**Written request**
Repeat the full listing, word for word.

--------

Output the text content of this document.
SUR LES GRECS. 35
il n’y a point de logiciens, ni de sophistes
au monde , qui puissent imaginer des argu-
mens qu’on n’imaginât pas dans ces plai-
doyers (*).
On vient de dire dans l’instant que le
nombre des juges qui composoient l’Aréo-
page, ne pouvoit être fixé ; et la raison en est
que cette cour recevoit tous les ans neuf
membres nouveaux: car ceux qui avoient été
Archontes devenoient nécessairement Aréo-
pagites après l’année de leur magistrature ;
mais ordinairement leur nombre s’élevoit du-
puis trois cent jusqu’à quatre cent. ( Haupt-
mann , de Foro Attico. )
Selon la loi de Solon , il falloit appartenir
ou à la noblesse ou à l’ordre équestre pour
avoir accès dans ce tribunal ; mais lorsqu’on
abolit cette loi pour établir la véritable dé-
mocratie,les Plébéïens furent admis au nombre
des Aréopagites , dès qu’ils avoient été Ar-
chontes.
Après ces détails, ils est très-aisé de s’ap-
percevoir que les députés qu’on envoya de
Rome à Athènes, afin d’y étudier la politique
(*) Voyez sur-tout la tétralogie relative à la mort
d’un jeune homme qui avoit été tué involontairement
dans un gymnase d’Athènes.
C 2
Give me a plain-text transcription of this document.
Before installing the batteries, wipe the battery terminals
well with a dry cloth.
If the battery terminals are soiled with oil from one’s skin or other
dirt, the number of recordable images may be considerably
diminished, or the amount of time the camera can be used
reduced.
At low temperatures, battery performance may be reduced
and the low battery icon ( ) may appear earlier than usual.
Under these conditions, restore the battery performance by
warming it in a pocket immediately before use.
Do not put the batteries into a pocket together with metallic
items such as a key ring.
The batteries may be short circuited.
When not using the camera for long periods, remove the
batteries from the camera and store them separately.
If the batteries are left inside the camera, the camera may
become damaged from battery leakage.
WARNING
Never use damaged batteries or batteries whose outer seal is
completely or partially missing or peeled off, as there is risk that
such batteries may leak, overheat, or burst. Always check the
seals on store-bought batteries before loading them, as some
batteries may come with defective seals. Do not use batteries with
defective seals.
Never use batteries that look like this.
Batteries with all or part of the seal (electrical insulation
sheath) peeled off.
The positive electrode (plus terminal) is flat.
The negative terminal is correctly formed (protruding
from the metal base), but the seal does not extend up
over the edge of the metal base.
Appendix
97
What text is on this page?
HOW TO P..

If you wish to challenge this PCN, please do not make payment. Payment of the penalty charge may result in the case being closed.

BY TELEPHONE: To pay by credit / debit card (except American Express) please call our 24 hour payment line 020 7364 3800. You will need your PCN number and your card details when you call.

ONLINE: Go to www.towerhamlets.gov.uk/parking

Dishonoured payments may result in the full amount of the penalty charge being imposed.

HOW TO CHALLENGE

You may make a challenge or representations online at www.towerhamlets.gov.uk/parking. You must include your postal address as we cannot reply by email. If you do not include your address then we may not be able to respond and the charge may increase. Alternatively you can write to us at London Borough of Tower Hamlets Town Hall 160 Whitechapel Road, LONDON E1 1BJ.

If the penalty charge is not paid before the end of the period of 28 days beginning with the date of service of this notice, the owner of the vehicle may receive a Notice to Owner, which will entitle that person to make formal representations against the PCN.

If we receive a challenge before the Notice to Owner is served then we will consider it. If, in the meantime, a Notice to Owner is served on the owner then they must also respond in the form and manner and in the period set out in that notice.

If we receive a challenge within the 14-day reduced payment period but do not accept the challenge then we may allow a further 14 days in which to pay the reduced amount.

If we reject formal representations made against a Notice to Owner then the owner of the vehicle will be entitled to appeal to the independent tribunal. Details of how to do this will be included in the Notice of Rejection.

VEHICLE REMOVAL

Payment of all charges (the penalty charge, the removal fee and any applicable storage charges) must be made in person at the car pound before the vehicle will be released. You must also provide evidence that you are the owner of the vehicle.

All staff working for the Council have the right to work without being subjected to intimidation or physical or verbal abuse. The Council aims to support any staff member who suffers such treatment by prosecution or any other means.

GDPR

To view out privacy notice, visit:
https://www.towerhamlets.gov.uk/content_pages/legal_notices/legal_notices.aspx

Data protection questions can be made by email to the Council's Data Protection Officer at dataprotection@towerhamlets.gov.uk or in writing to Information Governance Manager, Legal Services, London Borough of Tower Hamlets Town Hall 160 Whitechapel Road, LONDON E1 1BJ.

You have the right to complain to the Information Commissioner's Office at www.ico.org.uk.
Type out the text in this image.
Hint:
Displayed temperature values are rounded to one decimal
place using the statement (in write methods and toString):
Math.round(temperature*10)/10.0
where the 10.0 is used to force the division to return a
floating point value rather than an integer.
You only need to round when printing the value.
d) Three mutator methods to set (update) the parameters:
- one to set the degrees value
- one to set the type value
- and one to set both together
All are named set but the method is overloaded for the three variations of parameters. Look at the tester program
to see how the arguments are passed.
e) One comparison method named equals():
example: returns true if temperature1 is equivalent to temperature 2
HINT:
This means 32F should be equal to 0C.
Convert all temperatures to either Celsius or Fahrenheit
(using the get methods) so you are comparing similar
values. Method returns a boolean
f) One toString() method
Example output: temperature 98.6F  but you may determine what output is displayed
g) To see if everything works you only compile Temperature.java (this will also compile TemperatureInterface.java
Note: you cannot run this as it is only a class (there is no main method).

--------

**Correct output**
Output the text content of this document.
SUR LES GRECS. 35
il n’y a point de logiciens, ni de sophistes
au monde , qui puissent imaginer des argu-
mens qu’on n’imaginât pas dans ces plai-
doyers (*).
On vient de dire dans l’instant que le
nombre des juges qui composoient l’Aréo-
page, ne pouvoit être fixé ; et la raison en est
que cette cour recevoit tous les ans neuf
membres nouveaux: car ceux qui avoient été
Archontes devenoient nécessairement Aréo-
pagites après l’année de leur magistrature ;
mais ordinairement leur nombre s’élevoit du-
puis trois cent jusqu’à quatre cent. ( Haupt-
mann , de Foro Attico. )
Selon la loi de Solon , il falloit appartenir
ou à la noblesse ou à l’ordre équestre pour
avoir accès dans ce tribunal ; mais lorsqu’on
abolit cette loi pour établir la véritable dé-
mocratie,les Plébéïens furent admis au nombre
des Aréopagites , dès qu’ils avoient été Ar-
chontes.
Après ces détails, ils est très-aisé de s’ap-
percevoir que les députés qu’on envoya de
Rome à Athènes, afin d’y étudier la politique
(*) Voyez sur-tout la tétralogie relative à la mort
d’un jeune homme qui avoit été tué involontairement
dans un gymnase d’Athènes.
C 2
Give me a plain-text transcription of this document.
Before installing the batteries, wipe the battery terminals
well with a dry cloth.
If the battery terminals are soiled with oil from one’s skin or other
dirt, the number of recordable images may be considerably
diminished, or the amount of time the camera can be used
reduced.
At low temperatures, battery performance may be reduced
and the low battery icon ( ) may appear earlier than usual.
Under these conditions, restore the battery performance by
warming it in a pocket immediately before use.
Do not put the batteries into a pocket together with metallic
items such as a key ring.
The batteries may be short circuited.
When not using the camera for long periods, remove the
batteries from the camera and store them separately.
If the batteries are left inside the camera, the camera may
become damaged from battery leakage.
WARNING
Never use damaged batteries or batteries whose outer seal is
completely or partially missing or peeled off, as there is risk that
such batteries may leak, overheat, or burst. Always check the
seals on store-bought batteries before loading them, as some
batteries may come with defective seals. Do not use batteries with
defective seals.
Never use batteries that look like this.
Batteries with all or part of the seal (electrical insulation
sheath) peeled off.
The positive electrode (plus terminal) is flat.
The negative terminal is correctly formed (protruding
from the metal base), but the seal does not extend up
over the edge of the metal base.
Appendix
97
What text is on this page?
HOW TO P..

If you wish to challenge this PCN, please do not make payment. Payment of the penalty charge may result in the case being closed.

BY TELEPHONE: To pay by credit / debit card (except American Express) please call our 24 hour payment line 020 7364 3800. You will need your PCN number and your card details when you call.

ONLINE: Go to www.towerhamlets.gov.uk/parking

Dishonoured payments may result in the full amount of the penalty charge being imposed.

HOW TO CHALLENGE

You may make a challenge or representations online at www.towerhamlets.gov.uk/parking. You must include your postal address as we cannot reply by email. If you do not include your address then we may not be able to respond and the charge may increase. Alternatively you can write to us at London Borough of Tower Hamlets Town Hall 160 Whitechapel Road, LONDON E1 1BJ.

If the penalty charge is not paid before the end of the period of 28 days beginning with the date of service of this notice, the owner of the vehicle may receive a Notice to Owner, which will entitle that person to make formal representations against the PCN.

If we receive a challenge before the Notice to Owner is served then we will consider it. If, in the meantime, a Notice to Owner is served on the owner then they must also respond in the form and manner and in the period set out in that notice.

If we receive a challenge within the 14-day reduced payment period but do not accept the challenge then we may allow a further 14 days in which to pay the reduced amount.

If we reject formal representations made against a Notice to Owner then the owner of the vehicle will be entitled to appeal to the independent tribunal. Details of how to do this will be included in the Notice of Rejection.

VEHICLE REMOVAL

Payment of all charges (the penalty charge, the removal fee and any applicable storage charges) must be made in person at the car pound before the vehicle will be released. You must also provide evidence that you are the owner of the vehicle.

All staff working for the Council have the right to work without being subjected to intimidation or physical or verbal abuse. The Council aims to support any staff member who suffers such treatment by prosecution or any other means.

GDPR

To view out privacy notice, visit:
https://www.towerhamlets.gov.uk/content_pages/legal_notices/legal_notices.aspx

Data protection questions can be made by email to the Council's Data Protection Officer at dataprotection@towerhamlets.gov.uk or in writing to Information Governance Manager, Legal Services, London Borough of Tower Hamlets Town Hall 160 Whitechapel Road, LONDON E1 1BJ.

You have the right to complain to the Information Commissioner's Office at www.ico.org.uk.
Type out the text in this image.
Hint:
Displayed temperature values are rounded to one decimal
place using the statement (in write methods and toString):
Math.round(temperature*10)/10.0
where the 10.0 is used to force the division to return a
floating point value rather than an integer.
You only need to round when printing the value.
d) Three mutator methods to set (update) the parameters:
- one to set the degrees value
- one to set the type value
- and one to set both together
All are named set but the method is overloaded for the three variations of parameters. Look at the tester program
to see how the arguments are passed.
e) One comparison method named equals():
example: returns true if temperature1 is equivalent to temperature 2
HINT:
This means 32F should be equal to 0C.
Convert all temperatures to either Celsius or Fahrenheit
(using the get methods) so you are comparing similar
values. Method returns a boolean
f) One toString() method
Example output: temperature 98.6F  but you may determine what output is displayed
g) To see if everything works you only compile Temperature.java (this will also compile TemperatureInterface.java
Note: you cannot run this as it is only a class (there is no main method).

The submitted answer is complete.